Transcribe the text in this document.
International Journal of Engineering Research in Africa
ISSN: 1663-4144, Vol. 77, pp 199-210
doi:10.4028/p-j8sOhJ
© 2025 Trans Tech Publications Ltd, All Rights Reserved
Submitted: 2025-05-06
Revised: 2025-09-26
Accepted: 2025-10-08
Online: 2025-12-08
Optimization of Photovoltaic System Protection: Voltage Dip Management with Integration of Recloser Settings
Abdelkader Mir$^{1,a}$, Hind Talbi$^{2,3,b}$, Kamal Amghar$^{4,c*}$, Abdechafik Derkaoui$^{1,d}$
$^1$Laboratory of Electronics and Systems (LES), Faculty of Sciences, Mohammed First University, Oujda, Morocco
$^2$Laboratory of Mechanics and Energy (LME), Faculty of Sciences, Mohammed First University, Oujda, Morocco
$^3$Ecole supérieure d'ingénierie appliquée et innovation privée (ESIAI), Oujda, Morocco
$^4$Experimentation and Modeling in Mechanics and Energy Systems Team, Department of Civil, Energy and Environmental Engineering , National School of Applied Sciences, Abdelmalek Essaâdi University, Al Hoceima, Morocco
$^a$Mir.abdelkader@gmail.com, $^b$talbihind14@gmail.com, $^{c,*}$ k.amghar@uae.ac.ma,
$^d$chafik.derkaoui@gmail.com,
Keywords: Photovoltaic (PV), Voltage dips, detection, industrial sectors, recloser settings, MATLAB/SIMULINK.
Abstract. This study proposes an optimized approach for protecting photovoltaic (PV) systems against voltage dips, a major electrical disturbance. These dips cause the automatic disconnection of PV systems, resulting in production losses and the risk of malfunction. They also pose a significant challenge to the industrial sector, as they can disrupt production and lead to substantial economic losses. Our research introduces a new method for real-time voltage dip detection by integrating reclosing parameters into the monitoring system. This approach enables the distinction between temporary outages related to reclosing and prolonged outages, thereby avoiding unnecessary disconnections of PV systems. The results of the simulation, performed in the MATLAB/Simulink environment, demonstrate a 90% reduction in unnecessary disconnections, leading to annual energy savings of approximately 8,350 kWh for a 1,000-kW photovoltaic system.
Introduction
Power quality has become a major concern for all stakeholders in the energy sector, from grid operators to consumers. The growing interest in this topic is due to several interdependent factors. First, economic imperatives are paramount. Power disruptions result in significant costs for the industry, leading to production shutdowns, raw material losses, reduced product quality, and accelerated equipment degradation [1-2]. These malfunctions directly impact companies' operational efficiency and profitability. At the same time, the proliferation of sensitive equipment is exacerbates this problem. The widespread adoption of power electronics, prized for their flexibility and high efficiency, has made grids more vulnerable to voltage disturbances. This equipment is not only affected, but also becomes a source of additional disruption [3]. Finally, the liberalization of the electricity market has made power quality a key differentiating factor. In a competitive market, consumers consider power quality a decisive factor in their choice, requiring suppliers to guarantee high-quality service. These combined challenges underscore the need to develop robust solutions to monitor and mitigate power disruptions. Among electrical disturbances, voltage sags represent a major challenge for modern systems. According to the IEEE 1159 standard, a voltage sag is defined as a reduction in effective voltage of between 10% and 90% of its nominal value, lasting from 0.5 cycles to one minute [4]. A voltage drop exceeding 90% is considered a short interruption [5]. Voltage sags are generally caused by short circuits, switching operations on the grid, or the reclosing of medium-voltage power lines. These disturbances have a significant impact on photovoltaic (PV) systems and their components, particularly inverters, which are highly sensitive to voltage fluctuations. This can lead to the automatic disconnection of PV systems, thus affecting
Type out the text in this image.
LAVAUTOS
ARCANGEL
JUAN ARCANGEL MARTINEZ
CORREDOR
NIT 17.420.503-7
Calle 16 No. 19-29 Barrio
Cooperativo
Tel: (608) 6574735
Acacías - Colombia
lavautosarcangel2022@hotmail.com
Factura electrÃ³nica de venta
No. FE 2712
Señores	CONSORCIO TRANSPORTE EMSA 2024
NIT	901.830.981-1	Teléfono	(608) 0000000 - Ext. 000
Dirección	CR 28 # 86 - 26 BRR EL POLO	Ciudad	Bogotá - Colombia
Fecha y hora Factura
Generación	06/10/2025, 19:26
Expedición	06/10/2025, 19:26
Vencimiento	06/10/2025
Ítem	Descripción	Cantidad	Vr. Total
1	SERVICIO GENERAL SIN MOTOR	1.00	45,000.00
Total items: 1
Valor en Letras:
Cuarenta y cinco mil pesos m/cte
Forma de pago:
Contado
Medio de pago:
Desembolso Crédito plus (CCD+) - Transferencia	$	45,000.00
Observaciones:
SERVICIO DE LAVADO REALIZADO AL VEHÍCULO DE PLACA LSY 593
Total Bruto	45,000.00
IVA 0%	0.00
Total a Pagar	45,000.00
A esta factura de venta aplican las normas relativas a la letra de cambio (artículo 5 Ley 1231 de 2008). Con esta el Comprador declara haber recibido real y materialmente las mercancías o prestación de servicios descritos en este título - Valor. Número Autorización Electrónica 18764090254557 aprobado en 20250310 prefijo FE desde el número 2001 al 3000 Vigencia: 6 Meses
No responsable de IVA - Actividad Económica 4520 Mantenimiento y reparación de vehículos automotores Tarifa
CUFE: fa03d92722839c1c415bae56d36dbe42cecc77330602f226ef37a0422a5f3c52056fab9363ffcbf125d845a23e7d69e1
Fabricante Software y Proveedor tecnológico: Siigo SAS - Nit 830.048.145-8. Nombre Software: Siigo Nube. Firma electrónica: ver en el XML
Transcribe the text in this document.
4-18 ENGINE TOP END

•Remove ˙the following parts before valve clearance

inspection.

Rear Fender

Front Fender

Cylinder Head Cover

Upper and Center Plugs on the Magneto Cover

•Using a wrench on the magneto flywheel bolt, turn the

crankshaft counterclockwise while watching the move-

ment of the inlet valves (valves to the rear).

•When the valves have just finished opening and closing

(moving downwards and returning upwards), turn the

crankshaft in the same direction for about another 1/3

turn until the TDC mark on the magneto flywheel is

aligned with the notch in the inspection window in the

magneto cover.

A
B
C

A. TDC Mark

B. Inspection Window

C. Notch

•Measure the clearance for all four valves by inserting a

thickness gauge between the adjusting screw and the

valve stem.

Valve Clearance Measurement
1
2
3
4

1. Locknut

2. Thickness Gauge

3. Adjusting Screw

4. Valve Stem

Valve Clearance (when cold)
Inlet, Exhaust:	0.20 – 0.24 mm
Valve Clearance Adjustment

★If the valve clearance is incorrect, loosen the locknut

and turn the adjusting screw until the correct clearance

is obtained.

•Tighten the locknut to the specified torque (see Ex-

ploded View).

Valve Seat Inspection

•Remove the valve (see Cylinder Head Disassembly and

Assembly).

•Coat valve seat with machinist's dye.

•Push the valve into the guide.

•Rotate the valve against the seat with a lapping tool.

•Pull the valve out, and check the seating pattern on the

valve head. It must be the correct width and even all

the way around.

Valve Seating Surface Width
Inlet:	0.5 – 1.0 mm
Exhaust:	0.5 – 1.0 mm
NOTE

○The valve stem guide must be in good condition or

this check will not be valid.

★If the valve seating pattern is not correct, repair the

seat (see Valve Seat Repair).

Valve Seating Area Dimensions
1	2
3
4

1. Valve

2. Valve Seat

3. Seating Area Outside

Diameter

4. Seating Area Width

(Given problem) Reproduce the records in full, exactly as written.

(Response to the exercise)
Transcribe the text in this document.
International Journal of Engineering Research in Africa
ISSN: 1663-4144, Vol. 77, pp 199-210
doi:10.4028/p-j8sOhJ
© 2025 Trans Tech Publications Ltd, All Rights Reserved
Submitted: 2025-05-06
Revised: 2025-09-26
Accepted: 2025-10-08
Online: 2025-12-08
Optimization of Photovoltaic System Protection: Voltage Dip Management with Integration of Recloser Settings
Abdelkader Mir$^{1,a}$, Hind Talbi$^{2,3,b}$, Kamal Amghar$^{4,c*}$, Abdechafik Derkaoui$^{1,d}$
$^1$Laboratory of Electronics and Systems (LES), Faculty of Sciences, Mohammed First University, Oujda, Morocco
$^2$Laboratory of Mechanics and Energy (LME), Faculty of Sciences, Mohammed First University, Oujda, Morocco
$^3$Ecole supérieure d'ingénierie appliquée et innovation privée (ESIAI), Oujda, Morocco
$^4$Experimentation and Modeling in Mechanics and Energy Systems Team, Department of Civil, Energy and Environmental Engineering , National School of Applied Sciences, Abdelmalek Essaâdi University, Al Hoceima, Morocco
$^a$Mir.abdelkader@gmail.com, $^b$talbihind14@gmail.com, $^{c,*}$ k.amghar@uae.ac.ma,
$^d$chafik.derkaoui@gmail.com,
Keywords: Photovoltaic (PV), Voltage dips, detection, industrial sectors, recloser settings, MATLAB/SIMULINK.
Abstract. This study proposes an optimized approach for protecting photovoltaic (PV) systems against voltage dips, a major electrical disturbance. These dips cause the automatic disconnection of PV systems, resulting in production losses and the risk of malfunction. They also pose a significant challenge to the industrial sector, as they can disrupt production and lead to substantial economic losses. Our research introduces a new method for real-time voltage dip detection by integrating reclosing parameters into the monitoring system. This approach enables the distinction between temporary outages related to reclosing and prolonged outages, thereby avoiding unnecessary disconnections of PV systems. The results of the simulation, performed in the MATLAB/Simulink environment, demonstrate a 90% reduction in unnecessary disconnections, leading to annual energy savings of approximately 8,350 kWh for a 1,000-kW photovoltaic system.
Introduction
Power quality has become a major concern for all stakeholders in the energy sector, from grid operators to consumers. The growing interest in this topic is due to several interdependent factors. First, economic imperatives are paramount. Power disruptions result in significant costs for the industry, leading to production shutdowns, raw material losses, reduced product quality, and accelerated equipment degradation [1-2]. These malfunctions directly impact companies' operational efficiency and profitability. At the same time, the proliferation of sensitive equipment is exacerbates this problem. The widespread adoption of power electronics, prized for their flexibility and high efficiency, has made grids more vulnerable to voltage disturbances. This equipment is not only affected, but also becomes a source of additional disruption [3]. Finally, the liberalization of the electricity market has made power quality a key differentiating factor. In a competitive market, consumers consider power quality a decisive factor in their choice, requiring suppliers to guarantee high-quality service. These combined challenges underscore the need to develop robust solutions to monitor and mitigate power disruptions. Among electrical disturbances, voltage sags represent a major challenge for modern systems. According to the IEEE 1159 standard, a voltage sag is defined as a reduction in effective voltage of between 10% and 90% of its nominal value, lasting from 0.5 cycles to one minute [4]. A voltage drop exceeding 90% is considered a short interruption [5]. Voltage sags are generally caused by short circuits, switching operations on the grid, or the reclosing of medium-voltage power lines. These disturbances have a significant impact on photovoltaic (PV) systems and their components, particularly inverters, which are highly sensitive to voltage fluctuations. This can lead to the automatic disconnection of PV systems, thus affecting
Type out the text in this image.
LAVAUTOS
ARCANGEL
JUAN ARCANGEL MARTINEZ
CORREDOR
NIT 17.420.503-7
Calle 16 No. 19-29 Barrio
Cooperativo
Tel: (608) 6574735
Acacías - Colombia
lavautosarcangel2022@hotmail.com
Factura electrÃ³nica de venta
No. FE 2712
Señores	CONSORCIO TRANSPORTE EMSA 2024
NIT	901.830.981-1	Teléfono	(608) 0000000 - Ext. 000
Dirección	CR 28 # 86 - 26 BRR EL POLO	Ciudad	Bogotá - Colombia
Fecha y hora Factura
Generación	06/10/2025, 19:26
Expedición	06/10/2025, 19:26
Vencimiento	06/10/2025
Ítem	Descripción	Cantidad	Vr. Total
1	SERVICIO GENERAL SIN MOTOR	1.00	45,000.00
Total items: 1
Valor en Letras:
Cuarenta y cinco mil pesos m/cte
Forma de pago:
Contado
Medio de pago:
Desembolso Crédito plus (CCD+) - Transferencia	$	45,000.00
Observaciones:
SERVICIO DE LAVADO REALIZADO AL VEHÍCULO DE PLACA LSY 593
Total Bruto	45,000.00
IVA 0%	0.00
Total a Pagar	45,000.00
A esta factura de venta aplican las normas relativas a la letra de cambio (artículo 5 Ley 1231 de 2008). Con esta el Comprador declara haber recibido real y materialmente las mercancías o prestación de servicios descritos en este título - Valor. Número Autorización Electrónica 18764090254557 aprobado en 20250310 prefijo FE desde el número 2001 al 3000 Vigencia: 6 Meses
No responsable de IVA - Actividad Económica 4520 Mantenimiento y reparación de vehículos automotores Tarifa
CUFE: fa03d92722839c1c415bae56d36dbe42cecc77330602f226ef37a0422a5f3c52056fab9363ffcbf125d845a23e7d69e1
Fabricante Software y Proveedor tecnológico: Siigo SAS - Nit 830.048.145-8. Nombre Software: Siigo Nube. Firma electrónica: ver en el XML
Transcribe the text in this document.
4-18 ENGINE TOP END

•Remove ˙the following parts before valve clearance

inspection.

Rear Fender

Front Fender

Cylinder Head Cover

Upper and Center Plugs on the Magneto Cover

•Using a wrench on the magneto flywheel bolt, turn the

crankshaft counterclockwise while watching the move-

ment of the inlet valves (valves to the rear).

•When the valves have just finished opening and closing

(moving downwards and returning upwards), turn the

crankshaft in the same direction for about another 1/3

turn until the TDC mark on the magneto flywheel is

aligned with the notch in the inspection window in the

magneto cover.

A
B
C

A. TDC Mark

B. Inspection Window

C. Notch

•Measure the clearance for all four valves by inserting a

thickness gauge between the adjusting screw and the

valve stem.

Valve Clearance Measurement
1
2
3
4

1. Locknut

2. Thickness Gauge

3. Adjusting Screw

4. Valve Stem

Valve Clearance (when cold)
Inlet, Exhaust:	0.20 – 0.24 mm
Valve Clearance Adjustment

★If the valve clearance is incorrect, loosen the locknut

and turn the adjusting screw until the correct clearance

is obtained.

•Tighten the locknut to the specified torque (see Ex-

ploded View).

Valve Seat Inspection

•Remove the valve (see Cylinder Head Disassembly and

Assembly).

•Coat valve seat with machinist's dye.

•Push the valve into the guide.

•Rotate the valve against the seat with a lapping tool.

•Pull the valve out, and check the seating pattern on the

valve head. It must be the correct width and even all

the way around.

Valve Seating Surface Width
Inlet:	0.5 – 1.0 mm
Exhaust:	0.5 – 1.0 mm
NOTE

○The valve stem guide must be in good condition or

this check will not be valid.

★If the valve seating pattern is not correct, repair the

seat (see Valve Seat Repair).

Valve Seating Area Dimensions
1	2
3
4

1. Valve

2. Valve Seat

3. Seating Area Outside

Diameter

4. Seating Area Width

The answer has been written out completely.